# Given records start

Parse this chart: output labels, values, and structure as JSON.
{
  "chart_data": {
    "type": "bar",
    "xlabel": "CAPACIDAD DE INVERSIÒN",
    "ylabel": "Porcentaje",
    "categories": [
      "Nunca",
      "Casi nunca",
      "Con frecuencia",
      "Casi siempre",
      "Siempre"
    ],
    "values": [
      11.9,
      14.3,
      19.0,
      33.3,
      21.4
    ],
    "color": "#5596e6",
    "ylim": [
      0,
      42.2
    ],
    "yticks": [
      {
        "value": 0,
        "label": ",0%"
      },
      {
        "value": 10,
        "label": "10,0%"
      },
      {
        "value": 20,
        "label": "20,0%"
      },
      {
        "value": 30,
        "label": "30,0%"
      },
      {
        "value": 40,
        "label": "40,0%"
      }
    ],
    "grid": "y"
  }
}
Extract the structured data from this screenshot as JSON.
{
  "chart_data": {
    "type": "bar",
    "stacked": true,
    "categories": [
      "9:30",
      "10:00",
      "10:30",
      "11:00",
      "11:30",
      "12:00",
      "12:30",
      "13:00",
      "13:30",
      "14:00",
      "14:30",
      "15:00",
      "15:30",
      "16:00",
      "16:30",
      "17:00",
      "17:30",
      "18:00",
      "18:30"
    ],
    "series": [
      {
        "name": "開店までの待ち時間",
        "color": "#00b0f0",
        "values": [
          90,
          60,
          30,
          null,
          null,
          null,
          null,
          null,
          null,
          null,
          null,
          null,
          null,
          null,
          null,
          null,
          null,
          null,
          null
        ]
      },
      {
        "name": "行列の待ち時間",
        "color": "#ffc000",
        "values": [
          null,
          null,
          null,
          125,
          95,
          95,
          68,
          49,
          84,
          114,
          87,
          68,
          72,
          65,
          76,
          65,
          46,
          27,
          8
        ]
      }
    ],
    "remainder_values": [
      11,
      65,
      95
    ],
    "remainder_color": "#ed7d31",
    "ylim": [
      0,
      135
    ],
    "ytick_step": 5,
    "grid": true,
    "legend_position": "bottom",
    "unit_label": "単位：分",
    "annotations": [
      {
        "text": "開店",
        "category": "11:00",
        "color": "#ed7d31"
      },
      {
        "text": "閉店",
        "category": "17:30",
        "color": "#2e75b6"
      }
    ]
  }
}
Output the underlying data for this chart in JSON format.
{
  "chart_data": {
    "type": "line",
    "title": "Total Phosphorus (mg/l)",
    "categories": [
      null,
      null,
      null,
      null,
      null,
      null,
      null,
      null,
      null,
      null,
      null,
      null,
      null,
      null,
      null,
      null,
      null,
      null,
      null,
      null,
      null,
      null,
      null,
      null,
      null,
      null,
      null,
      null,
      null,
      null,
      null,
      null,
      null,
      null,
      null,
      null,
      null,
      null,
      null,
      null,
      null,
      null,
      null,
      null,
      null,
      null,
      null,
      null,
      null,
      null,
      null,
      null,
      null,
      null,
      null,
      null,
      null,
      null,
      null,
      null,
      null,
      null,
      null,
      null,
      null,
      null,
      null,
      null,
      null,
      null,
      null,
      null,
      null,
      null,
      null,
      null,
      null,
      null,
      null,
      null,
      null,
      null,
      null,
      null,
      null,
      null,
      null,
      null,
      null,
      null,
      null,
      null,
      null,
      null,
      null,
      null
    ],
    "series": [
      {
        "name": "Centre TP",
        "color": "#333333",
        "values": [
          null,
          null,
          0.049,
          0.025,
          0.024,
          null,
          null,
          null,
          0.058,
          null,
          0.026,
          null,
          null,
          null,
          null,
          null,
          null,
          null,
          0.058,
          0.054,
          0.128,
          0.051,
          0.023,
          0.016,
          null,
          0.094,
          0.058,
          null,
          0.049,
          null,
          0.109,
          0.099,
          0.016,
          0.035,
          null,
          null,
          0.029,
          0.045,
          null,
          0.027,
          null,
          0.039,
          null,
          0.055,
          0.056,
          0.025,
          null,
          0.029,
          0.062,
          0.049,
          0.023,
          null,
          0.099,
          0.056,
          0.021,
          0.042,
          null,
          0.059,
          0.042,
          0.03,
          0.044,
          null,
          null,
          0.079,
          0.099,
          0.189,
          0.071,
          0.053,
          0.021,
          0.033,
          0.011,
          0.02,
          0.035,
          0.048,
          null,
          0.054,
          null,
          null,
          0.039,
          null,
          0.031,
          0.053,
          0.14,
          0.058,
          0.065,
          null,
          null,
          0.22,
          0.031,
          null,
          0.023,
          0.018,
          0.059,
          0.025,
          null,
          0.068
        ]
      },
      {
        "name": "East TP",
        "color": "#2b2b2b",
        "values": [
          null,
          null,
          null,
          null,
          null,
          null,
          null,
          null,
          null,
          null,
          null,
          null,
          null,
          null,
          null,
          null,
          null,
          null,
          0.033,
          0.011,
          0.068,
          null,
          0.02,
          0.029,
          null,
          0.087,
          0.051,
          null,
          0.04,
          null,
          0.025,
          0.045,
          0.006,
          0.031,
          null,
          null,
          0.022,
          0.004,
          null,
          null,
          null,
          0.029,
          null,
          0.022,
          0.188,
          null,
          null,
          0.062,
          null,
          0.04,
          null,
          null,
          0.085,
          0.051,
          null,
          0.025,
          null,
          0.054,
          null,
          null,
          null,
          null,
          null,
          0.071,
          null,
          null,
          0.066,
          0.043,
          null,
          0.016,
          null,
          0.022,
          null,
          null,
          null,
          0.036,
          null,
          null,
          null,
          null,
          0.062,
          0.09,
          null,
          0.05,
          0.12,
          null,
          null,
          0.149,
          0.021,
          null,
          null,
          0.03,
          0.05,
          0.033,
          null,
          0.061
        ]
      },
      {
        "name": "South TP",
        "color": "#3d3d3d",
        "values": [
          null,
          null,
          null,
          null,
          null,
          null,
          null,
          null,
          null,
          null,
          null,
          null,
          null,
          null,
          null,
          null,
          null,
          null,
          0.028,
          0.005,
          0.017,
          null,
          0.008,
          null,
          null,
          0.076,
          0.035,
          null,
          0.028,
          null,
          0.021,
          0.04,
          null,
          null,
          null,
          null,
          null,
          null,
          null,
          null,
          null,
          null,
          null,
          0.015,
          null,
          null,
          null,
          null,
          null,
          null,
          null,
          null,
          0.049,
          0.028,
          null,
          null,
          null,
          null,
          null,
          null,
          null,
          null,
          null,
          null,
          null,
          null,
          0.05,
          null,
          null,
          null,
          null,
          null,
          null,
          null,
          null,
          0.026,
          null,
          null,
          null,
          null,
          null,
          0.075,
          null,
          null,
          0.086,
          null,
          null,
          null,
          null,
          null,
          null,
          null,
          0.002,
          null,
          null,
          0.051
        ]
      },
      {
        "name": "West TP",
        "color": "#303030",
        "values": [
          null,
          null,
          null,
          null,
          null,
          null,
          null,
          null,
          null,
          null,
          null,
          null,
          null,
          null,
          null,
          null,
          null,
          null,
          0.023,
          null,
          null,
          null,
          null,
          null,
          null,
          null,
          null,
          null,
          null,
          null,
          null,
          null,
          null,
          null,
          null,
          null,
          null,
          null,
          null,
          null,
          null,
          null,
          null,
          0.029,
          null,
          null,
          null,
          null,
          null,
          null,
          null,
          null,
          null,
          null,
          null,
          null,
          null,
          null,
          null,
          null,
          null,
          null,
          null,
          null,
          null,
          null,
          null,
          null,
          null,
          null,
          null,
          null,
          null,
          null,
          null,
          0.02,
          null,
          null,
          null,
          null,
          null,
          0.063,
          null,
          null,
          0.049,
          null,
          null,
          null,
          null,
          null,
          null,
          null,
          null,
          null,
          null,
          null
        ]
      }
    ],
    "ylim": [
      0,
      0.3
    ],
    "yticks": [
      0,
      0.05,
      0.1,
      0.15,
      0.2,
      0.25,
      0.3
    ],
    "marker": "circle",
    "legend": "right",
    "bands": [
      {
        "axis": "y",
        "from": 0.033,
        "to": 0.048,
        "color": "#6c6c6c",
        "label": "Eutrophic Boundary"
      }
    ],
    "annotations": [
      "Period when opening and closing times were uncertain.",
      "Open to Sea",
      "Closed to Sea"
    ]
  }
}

# Given records end

[What the task requires]:
Find the word "name" in the entries, and copy every line it shows up in.

[Result of this exercise]:
        "name": "開店までの待ち時間",
        "name": "行列の待ち時間",
        "name": "Centre TP",
        "name": "East TP",
        "name": "South TP",
        "name": "West TP",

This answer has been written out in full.